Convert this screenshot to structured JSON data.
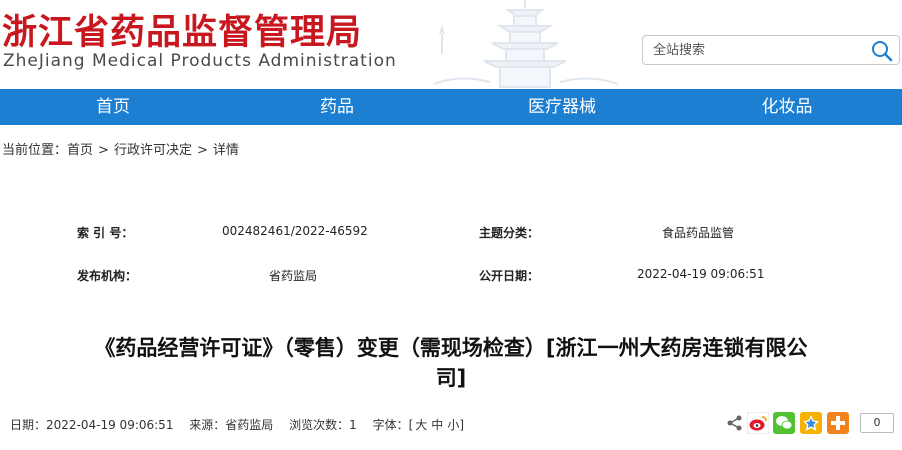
{
  "header": {
    "title_cn": "浙江省药品监督管理局",
    "title_en": "ZheJiang Medical Products Administration",
    "search_placeholder": "全站搜索"
  },
  "nav": {
    "items": [
      {
        "label": "首页"
      },
      {
        "label": "药品"
      },
      {
        "label": "医疗器械"
      },
      {
        "label": "化妆品"
      }
    ]
  },
  "breadcrumb": {
    "prefix": "当前位置：",
    "items": [
      "首页",
      "行政许可决定",
      "详情"
    ],
    "sep": ">"
  },
  "meta": {
    "index_label": "索 引 号：",
    "index_value": "002482461/2022-46592",
    "topic_label": "主题分类：",
    "topic_value": "食品药品监管",
    "publisher_label": "发布机构：",
    "publisher_value": "省药监局",
    "date_label": "公开日期：",
    "date_value": "2022-04-19 09:06:51"
  },
  "article": {
    "title_line1": "《药品经营许可证》（零售）变更（需现场检查）[浙江一州大药房连锁有限公",
    "title_line2": "司]"
  },
  "info": {
    "date": "日期：2022-04-19 09:06:51",
    "source": "来源：省药监局",
    "views": "浏览次数：1",
    "font_prefix": "字体：[",
    "font_large": "大",
    "font_medium": "中",
    "font_small": "小",
    "font_suffix": "]"
  },
  "share": {
    "icons": [
      "share-icon",
      "weibo-icon",
      "wechat-icon",
      "qzone-icon",
      "more-share-icon"
    ],
    "count": "0"
  },
  "colors": {
    "brand_red": "#c8171e",
    "nav_blue": "#1c7fd2"
  }
}
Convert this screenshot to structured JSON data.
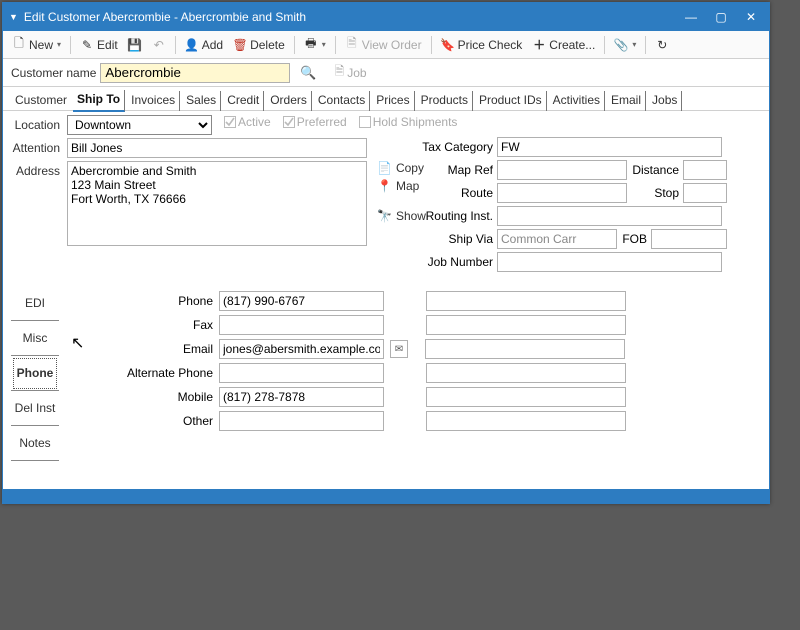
{
  "window": {
    "title": "Edit Customer Abercrombie - Abercrombie and Smith"
  },
  "toolbar": {
    "new": "New",
    "edit": "Edit",
    "add": "Add",
    "delete": "Delete",
    "viewOrder": "View Order",
    "priceCheck": "Price Check",
    "create": "Create..."
  },
  "namebar": {
    "label": "Customer name",
    "value": "Abercrombie",
    "jobLabel": "Job"
  },
  "tabs": [
    "Customer",
    "Ship To",
    "Invoices",
    "Sales",
    "Credit",
    "Orders",
    "Contacts",
    "Prices",
    "Products",
    "Product IDs",
    "Activities",
    "Email",
    "Jobs"
  ],
  "top": {
    "locationLabel": "Location",
    "location": "Downtown",
    "active": "Active",
    "preferred": "Preferred",
    "holdShipments": "Hold Shipments",
    "attentionLabel": "Attention",
    "attention": "Bill Jones",
    "addressLabel": "Address",
    "address": "Abercrombie and Smith\n123 Main Street\nFort Worth, TX 76666",
    "copy": "Copy",
    "map": "Map",
    "show": "Show"
  },
  "right": {
    "taxCatLabel": "Tax Category",
    "taxCat": "FW",
    "mapRefLabel": "Map Ref",
    "mapRef": "",
    "distanceLabel": "Distance",
    "distance": "",
    "routeLabel": "Route",
    "route": "",
    "stopLabel": "Stop",
    "stop": "",
    "routingLabel": "Routing Inst.",
    "routing": "",
    "shipViaLabel": "Ship Via",
    "shipVia": "Common Carr",
    "fobLabel": "FOB",
    "fob": "",
    "jobNumLabel": "Job Number",
    "jobNum": ""
  },
  "phoneTabs": [
    "EDI",
    "Misc",
    "Phone",
    "Del Inst",
    "Notes"
  ],
  "phone": {
    "phoneLabel": "Phone",
    "phone": "(817) 990-6767",
    "faxLabel": "Fax",
    "fax": "",
    "emailLabel": "Email",
    "email": "jones@abersmith.example.com",
    "altLabel": "Alternate Phone",
    "alt": "",
    "mobileLabel": "Mobile",
    "mobile": "(817) 278-7878",
    "otherLabel": "Other",
    "other": ""
  }
}
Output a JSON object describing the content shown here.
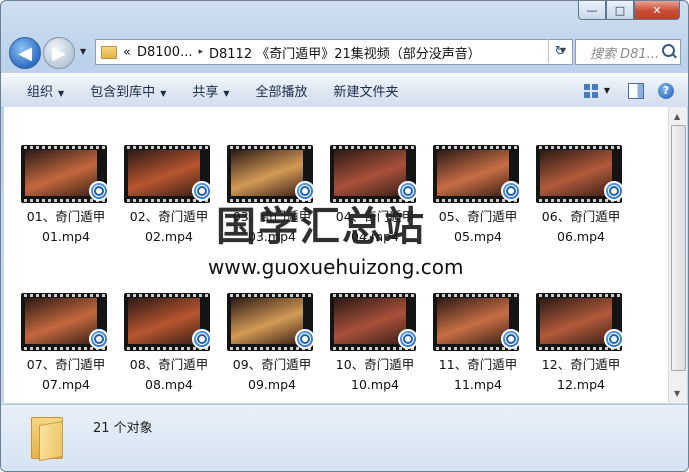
{
  "window": {
    "controls": {
      "minimize": "—",
      "maximize": "□",
      "close": "✕"
    }
  },
  "nav": {
    "back_icon": "back-arrow-icon",
    "forward_icon": "forward-arrow-icon",
    "history_glyph": "▼",
    "breadcrumb_overflow": "«",
    "breadcrumb": [
      "D8100...",
      "D8112 《奇门遁甲》21集视频（部分没声音）"
    ],
    "breadcrumb_separator": "▸",
    "refresh_glyph": "↻",
    "search_placeholder": "搜索 D81..."
  },
  "toolbar": {
    "items": [
      "组织",
      "包含到库中",
      "共享",
      "全部播放",
      "新建文件夹"
    ],
    "dropdown_arrow": "▼",
    "help": "?"
  },
  "files": [
    {
      "label": "01、奇门遁甲01.mp4",
      "line1": "01、奇门遁甲",
      "line2": "01.mp4"
    },
    {
      "label": "02、奇门遁甲02.mp4",
      "line1": "02、奇门遁甲",
      "line2": "02.mp4"
    },
    {
      "label": "03、奇门遁甲03.mp4",
      "line1": "03、奇门遁甲",
      "line2": "03.mp4"
    },
    {
      "label": "04、奇门遁甲04.mp4",
      "line1": "04、奇门遁甲",
      "line2": "04.mp4"
    },
    {
      "label": "05、奇门遁甲05.mp4",
      "line1": "05、奇门遁甲",
      "line2": "05.mp4"
    },
    {
      "label": "06、奇门遁甲06.mp4",
      "line1": "06、奇门遁甲",
      "line2": "06.mp4"
    },
    {
      "label": "07、奇门遁甲07.mp4",
      "line1": "07、奇门遁甲",
      "line2": "07.mp4"
    },
    {
      "label": "08、奇门遁甲08.mp4",
      "line1": "08、奇门遁甲",
      "line2": "08.mp4"
    },
    {
      "label": "09、奇门遁甲09.mp4",
      "line1": "09、奇门遁甲",
      "line2": "09.mp4"
    },
    {
      "label": "10、奇门遁甲10.mp4",
      "line1": "10、奇门遁甲",
      "line2": "10.mp4"
    },
    {
      "label": "11、奇门遁甲11.mp4",
      "line1": "11、奇门遁甲",
      "line2": "11.mp4"
    },
    {
      "label": "12、奇门遁甲12.mp4",
      "line1": "12、奇门遁甲",
      "line2": "12.mp4"
    }
  ],
  "watermark": {
    "title": "国学汇总站",
    "url": "www.guoxuehuizong.com"
  },
  "status": {
    "count": "21 个对象"
  },
  "colors": {
    "window_frame": "#bcd2ea",
    "toolbar": "#dfe8f3",
    "thumb_bg": "#141414",
    "thumb_frame": "#c4683e",
    "play_badge": "#1d5fb8",
    "close_button": "#c94b34"
  }
}
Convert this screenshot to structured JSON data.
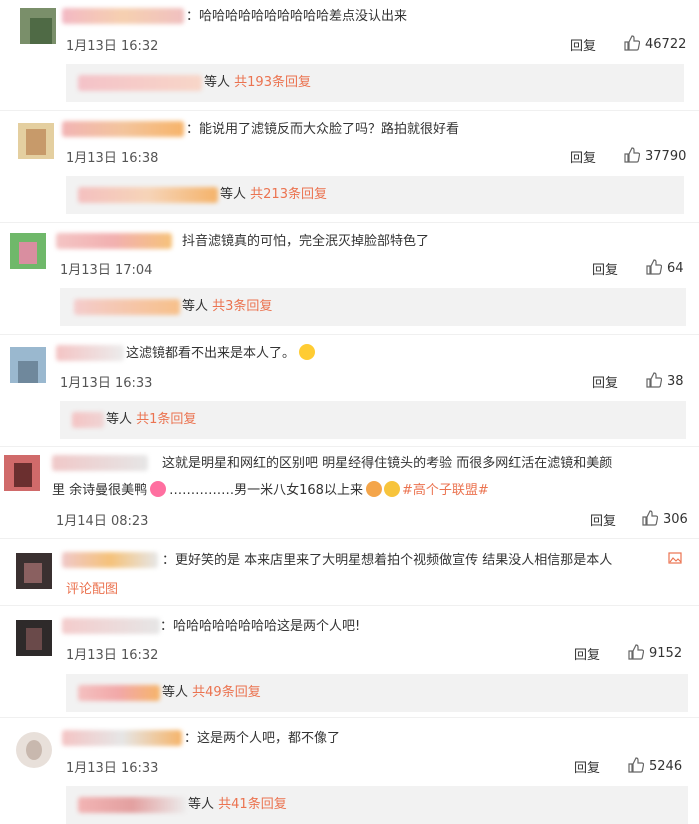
{
  "ui": {
    "reply_label": "回复",
    "people_suffix": "等人",
    "accent": "#eb7350"
  },
  "comments": [
    {
      "text": "：哈哈哈哈哈哈哈哈哈哈差点没认出来",
      "time": "1月13日 16:32",
      "likes": "46722",
      "box_count": "共193条回复"
    },
    {
      "text": "：能说用了滤镜反而大众脸了吗？路拍就很好看",
      "time": "1月13日 16:38",
      "likes": "37790",
      "box_count": "共213条回复"
    },
    {
      "text": "抖音滤镜真的可怕，完全泯灭掉脸部特色了",
      "time": "1月13日 17:04",
      "likes": "64",
      "box_count": "共3条回复"
    },
    {
      "text": "这滤镜都看不出来是本人了。",
      "time": "1月13日 16:33",
      "likes": "38",
      "box_count": "共1条回复"
    },
    {
      "text_line1": "这就是明星和网红的区别吧  明星经得住镜头的考验  而很多网红活在滤镜和美颜",
      "text_line2_a": "里  余诗曼很美鸭",
      "text_line2_b": "……………男一米八女168以上来",
      "hashtag": "#高个子联盟#",
      "time": "1月14日 08:23",
      "likes": "306"
    },
    {
      "text": "：更好笑的是 本来店里来了大明星想着拍个视频做宣传 结果没人相信那是本人",
      "pic_label": "评论配图"
    },
    {
      "text": "：哈哈哈哈哈哈哈哈这是两个人吧!",
      "time": "1月13日 16:32",
      "likes": "9152",
      "box_count": "共49条回复"
    },
    {
      "text": "：这是两个人吧，都不像了",
      "time": "1月13日 16:33",
      "likes": "5246",
      "box_count": "共41条回复"
    }
  ]
}
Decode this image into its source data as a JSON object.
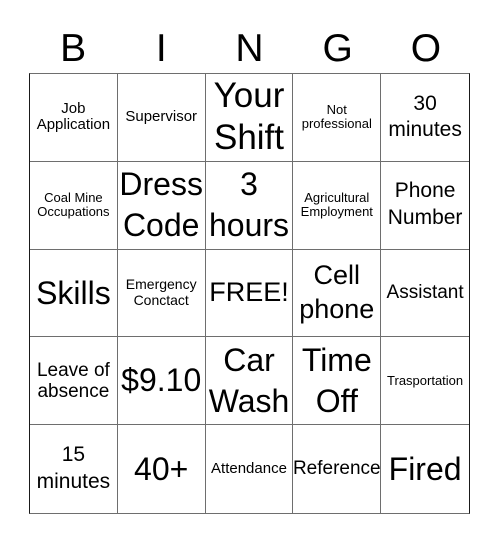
{
  "header": {
    "letters": [
      "B",
      "I",
      "N",
      "G",
      "O"
    ]
  },
  "cells": [
    {
      "text": "Job Application",
      "size": "s-md"
    },
    {
      "text": "Supervisor",
      "size": "s-md"
    },
    {
      "text": "Your Shift",
      "size": "s-huge"
    },
    {
      "text": "Not professional",
      "size": "s-xs"
    },
    {
      "text": "30 minutes",
      "size": "s-xl"
    },
    {
      "text": "Coal Mine Occupations",
      "size": "s-xs"
    },
    {
      "text": "Dress Code",
      "size": "s-big"
    },
    {
      "text": "3 hours",
      "size": "s-big"
    },
    {
      "text": "Agricultural Employment",
      "size": "s-xs"
    },
    {
      "text": "Phone Number",
      "size": "s-xl"
    },
    {
      "text": "Skills",
      "size": "s-big"
    },
    {
      "text": "Emergency Conctact",
      "size": "s-sm"
    },
    {
      "text": "FREE!",
      "size": "s-xxl"
    },
    {
      "text": "Cell phone",
      "size": "s-xxl"
    },
    {
      "text": "Assistant",
      "size": "s-lg"
    },
    {
      "text": "Leave of absence",
      "size": "s-lg"
    },
    {
      "text": "$9.10",
      "size": "s-big"
    },
    {
      "text": "Car Wash",
      "size": "s-big"
    },
    {
      "text": "Time Off",
      "size": "s-big"
    },
    {
      "text": "Trasportation",
      "size": "s-xs"
    },
    {
      "text": "15 minutes",
      "size": "s-xl"
    },
    {
      "text": "40+",
      "size": "s-big"
    },
    {
      "text": "Attendance",
      "size": "s-md"
    },
    {
      "text": "Reference",
      "size": "s-lg"
    },
    {
      "text": "Fired",
      "size": "s-big"
    }
  ]
}
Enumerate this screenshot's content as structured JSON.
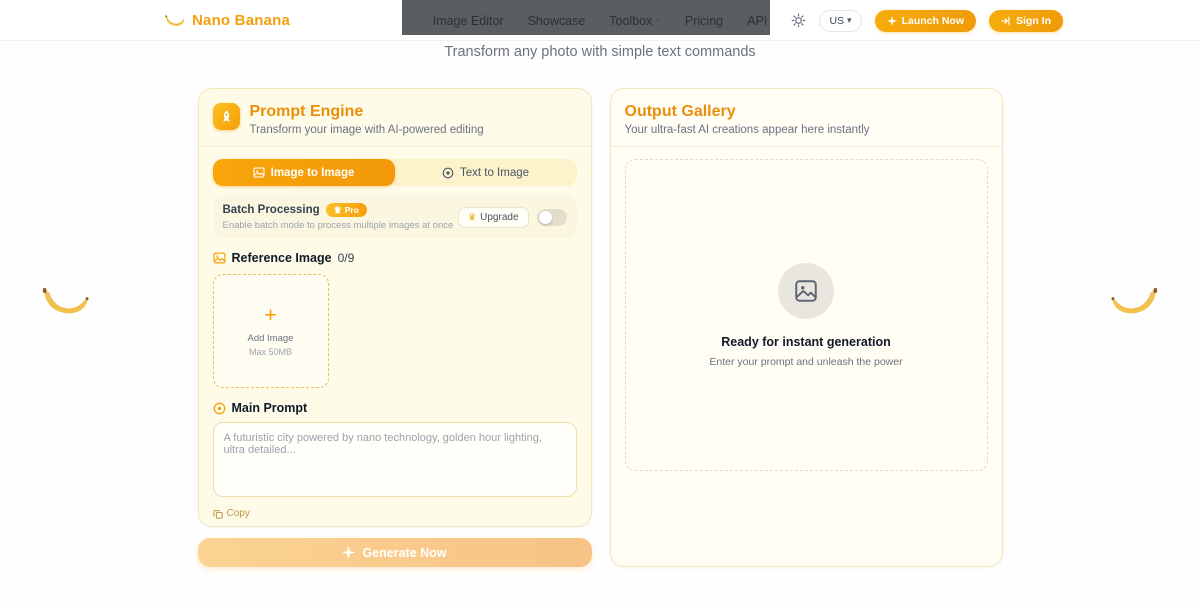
{
  "header": {
    "brand": "Nano Banana",
    "nav": [
      "Image Editor",
      "Showcase",
      "Toolbox",
      "Pricing",
      "API"
    ],
    "language": "US",
    "launch_label": "Launch Now",
    "signin_label": "Sign In"
  },
  "hero": {
    "subtitle": "Transform any photo with simple text commands"
  },
  "prompt_engine": {
    "title": "Prompt Engine",
    "subtitle": "Transform your image with AI-powered editing",
    "tabs": [
      {
        "label": "Image to Image"
      },
      {
        "label": "Text to Image"
      }
    ],
    "batch": {
      "title": "Batch Processing",
      "badge": "Pro",
      "description": "Enable batch mode to process multiple images at once",
      "upgrade_label": "Upgrade"
    },
    "reference": {
      "label": "Reference Image",
      "count": "0/9",
      "add_label": "Add Image",
      "max_label": "Max 50MB"
    },
    "prompt": {
      "label": "Main Prompt",
      "placeholder": "A futuristic city powered by nano technology, golden hour lighting, ultra detailed...",
      "copy_label": "Copy"
    },
    "generate_label": "Generate Now"
  },
  "output_gallery": {
    "title": "Output Gallery",
    "subtitle": "Your ultra-fast AI creations appear here instantly",
    "empty_title": "Ready for instant generation",
    "empty_subtitle": "Enter your prompt and unleash the power"
  },
  "icons": {
    "crown": "♛",
    "plus": "+",
    "chevron_down": "▾"
  },
  "colors": {
    "brand_orange": "#f59e0b",
    "card_background": "#fefce8",
    "card_border": "#f3e7bd",
    "dark_band": "#43484b"
  }
}
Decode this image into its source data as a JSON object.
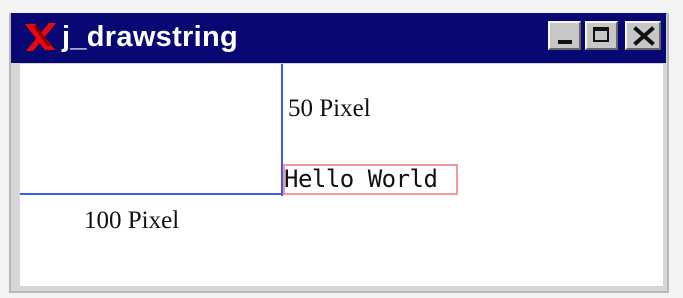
{
  "window": {
    "title": "j_drawstring",
    "icon": "x-logo-icon",
    "controls": {
      "minimize": "minimize-icon",
      "maximize": "maximize-icon",
      "close": "close-icon"
    },
    "colors": {
      "titlebar": "#070874",
      "title_text": "#ffffff",
      "frame": "#d6d6d6",
      "canvas": "#ffffff"
    }
  },
  "canvas": {
    "labels": {
      "vertical_distance": "50 Pixel",
      "horizontal_distance": "100 Pixel",
      "drawn_string": "Hello World"
    },
    "colors": {
      "guide_lines": "#3b5cf4",
      "string_bounds": "#f29a9a"
    }
  }
}
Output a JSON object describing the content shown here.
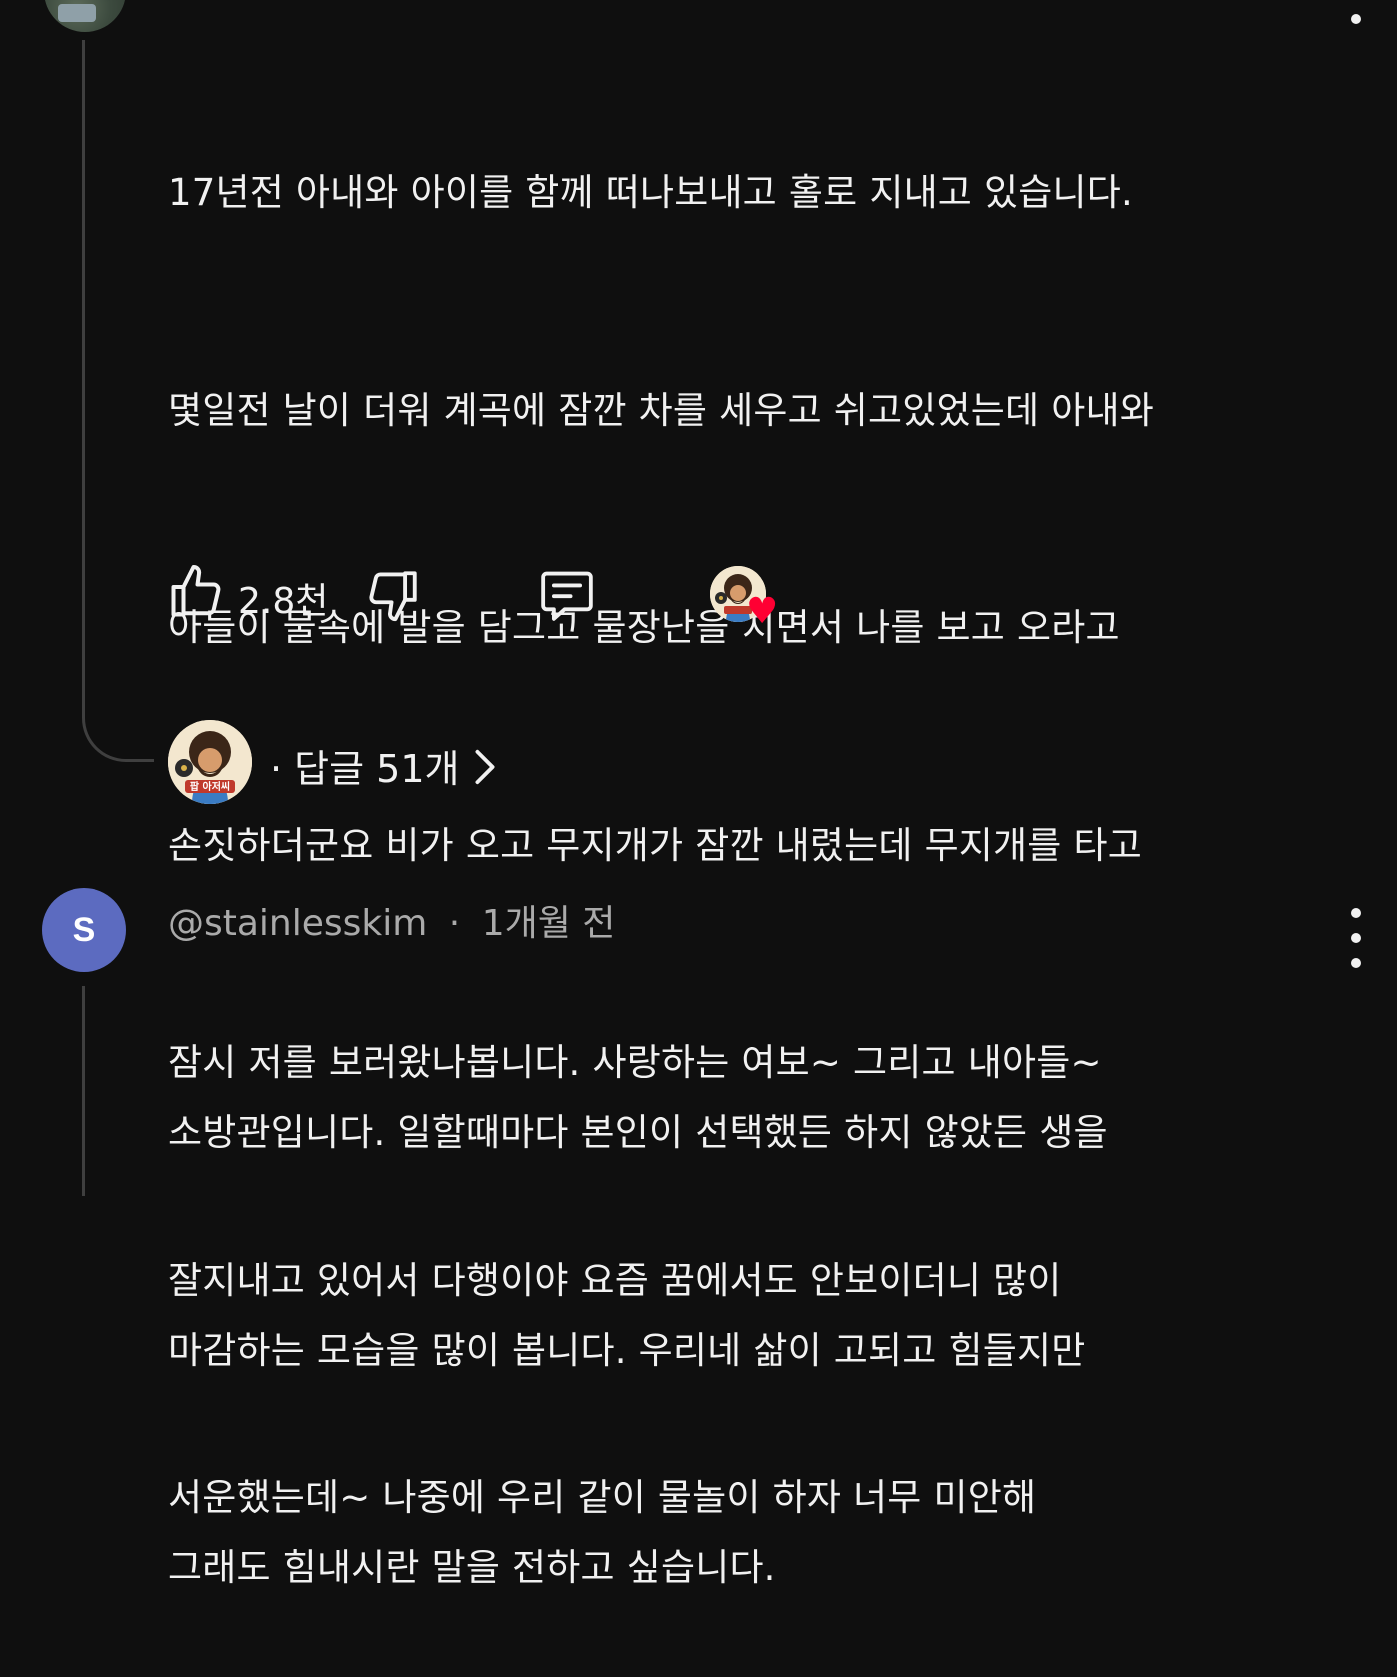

### GOAL
In the records, locate each line holding the string "Number" and copy it.

### SOLUTION TO THIS PROBLEM
    "jobNumLabel": "Job Number",
      "text": "Phone Number",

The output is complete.